Collected data entries
━━━━━━━━━━━━━━━━

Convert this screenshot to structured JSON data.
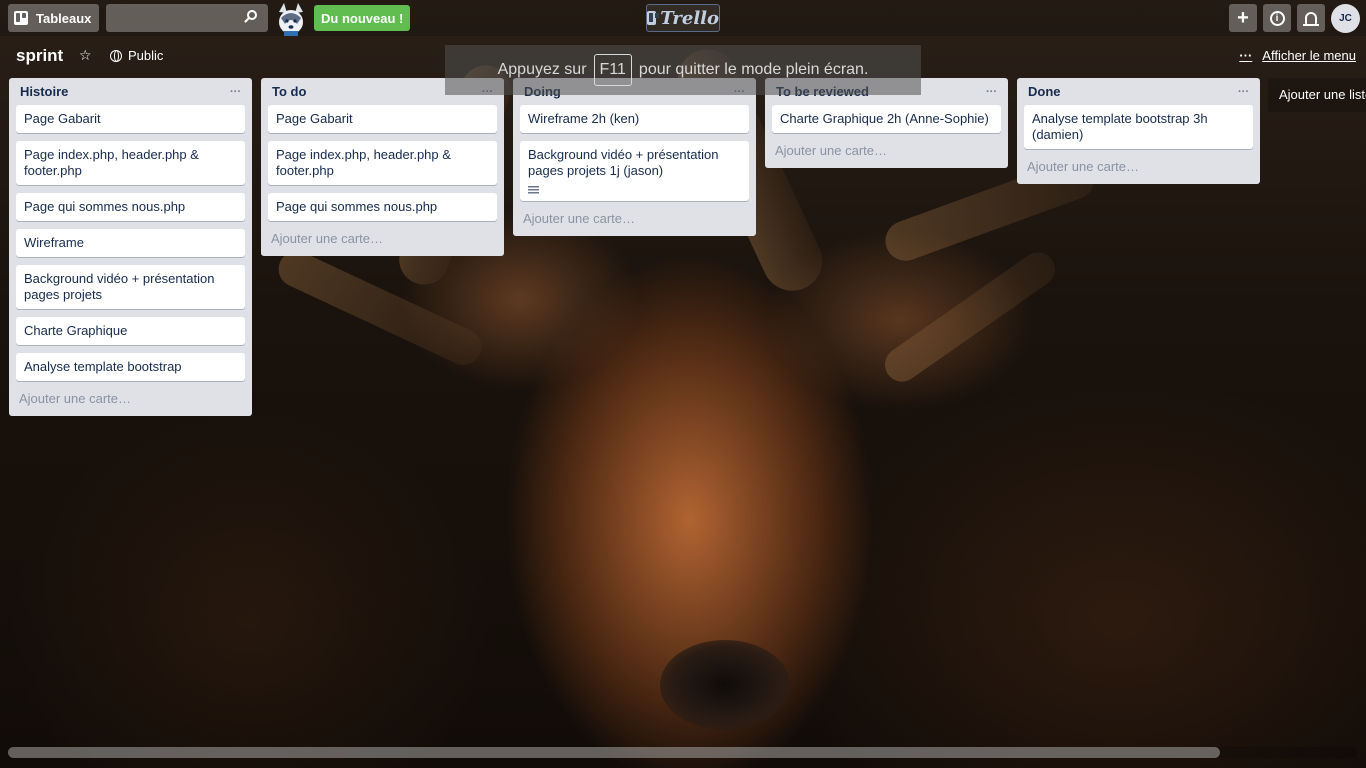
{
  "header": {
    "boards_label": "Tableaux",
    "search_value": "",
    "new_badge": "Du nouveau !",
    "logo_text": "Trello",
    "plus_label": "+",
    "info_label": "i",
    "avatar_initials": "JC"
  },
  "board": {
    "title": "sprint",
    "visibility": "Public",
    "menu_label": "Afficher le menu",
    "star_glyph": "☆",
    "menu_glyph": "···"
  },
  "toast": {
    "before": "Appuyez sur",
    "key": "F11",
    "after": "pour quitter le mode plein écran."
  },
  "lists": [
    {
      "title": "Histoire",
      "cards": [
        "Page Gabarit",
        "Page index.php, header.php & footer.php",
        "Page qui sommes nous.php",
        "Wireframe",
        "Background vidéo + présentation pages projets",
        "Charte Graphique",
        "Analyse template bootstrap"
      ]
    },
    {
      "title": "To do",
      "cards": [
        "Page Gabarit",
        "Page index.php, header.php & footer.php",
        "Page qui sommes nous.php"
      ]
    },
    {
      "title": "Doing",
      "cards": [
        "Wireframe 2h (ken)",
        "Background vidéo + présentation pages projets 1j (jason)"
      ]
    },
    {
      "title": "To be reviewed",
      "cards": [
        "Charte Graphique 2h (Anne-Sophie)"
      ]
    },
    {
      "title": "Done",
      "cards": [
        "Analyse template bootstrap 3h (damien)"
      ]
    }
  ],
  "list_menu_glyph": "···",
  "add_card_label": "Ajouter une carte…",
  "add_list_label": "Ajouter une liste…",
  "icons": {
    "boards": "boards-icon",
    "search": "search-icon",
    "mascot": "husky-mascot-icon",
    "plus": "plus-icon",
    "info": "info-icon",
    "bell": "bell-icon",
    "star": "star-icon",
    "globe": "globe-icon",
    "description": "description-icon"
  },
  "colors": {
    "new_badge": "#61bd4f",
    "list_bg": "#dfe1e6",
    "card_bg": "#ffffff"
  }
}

━━━━━━━━━━━━━━━━

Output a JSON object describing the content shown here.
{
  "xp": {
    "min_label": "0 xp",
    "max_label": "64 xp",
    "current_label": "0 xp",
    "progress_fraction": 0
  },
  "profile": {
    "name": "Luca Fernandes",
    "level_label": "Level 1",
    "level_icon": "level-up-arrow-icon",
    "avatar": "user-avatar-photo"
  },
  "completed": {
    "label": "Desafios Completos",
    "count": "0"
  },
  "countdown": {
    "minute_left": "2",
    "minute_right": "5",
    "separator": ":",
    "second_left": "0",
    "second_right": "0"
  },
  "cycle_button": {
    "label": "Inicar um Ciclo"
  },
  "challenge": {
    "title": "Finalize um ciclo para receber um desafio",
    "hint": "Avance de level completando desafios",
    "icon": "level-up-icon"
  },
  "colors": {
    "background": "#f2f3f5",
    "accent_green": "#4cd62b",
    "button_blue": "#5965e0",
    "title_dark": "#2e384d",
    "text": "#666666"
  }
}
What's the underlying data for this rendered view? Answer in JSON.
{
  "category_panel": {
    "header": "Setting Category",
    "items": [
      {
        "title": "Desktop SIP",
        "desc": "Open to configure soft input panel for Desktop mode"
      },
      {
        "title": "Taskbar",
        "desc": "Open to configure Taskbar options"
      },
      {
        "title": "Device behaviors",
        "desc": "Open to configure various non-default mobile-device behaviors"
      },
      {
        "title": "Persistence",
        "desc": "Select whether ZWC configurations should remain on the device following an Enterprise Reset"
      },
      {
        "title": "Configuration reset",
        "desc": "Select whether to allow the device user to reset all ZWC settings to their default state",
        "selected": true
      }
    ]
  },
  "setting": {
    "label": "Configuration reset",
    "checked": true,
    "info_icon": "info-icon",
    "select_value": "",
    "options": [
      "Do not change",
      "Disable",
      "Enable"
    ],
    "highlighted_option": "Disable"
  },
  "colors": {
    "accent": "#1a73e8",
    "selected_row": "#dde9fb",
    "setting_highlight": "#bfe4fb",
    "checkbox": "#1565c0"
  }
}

━━━━━━━━━━━━━━━━

INSTRUCTION = In the entries above, find each line with the word "template" and copy it.

FULL OUTPUT =
        "Analyse template bootstrap"
        "Analyse template bootstrap 3h (damien)"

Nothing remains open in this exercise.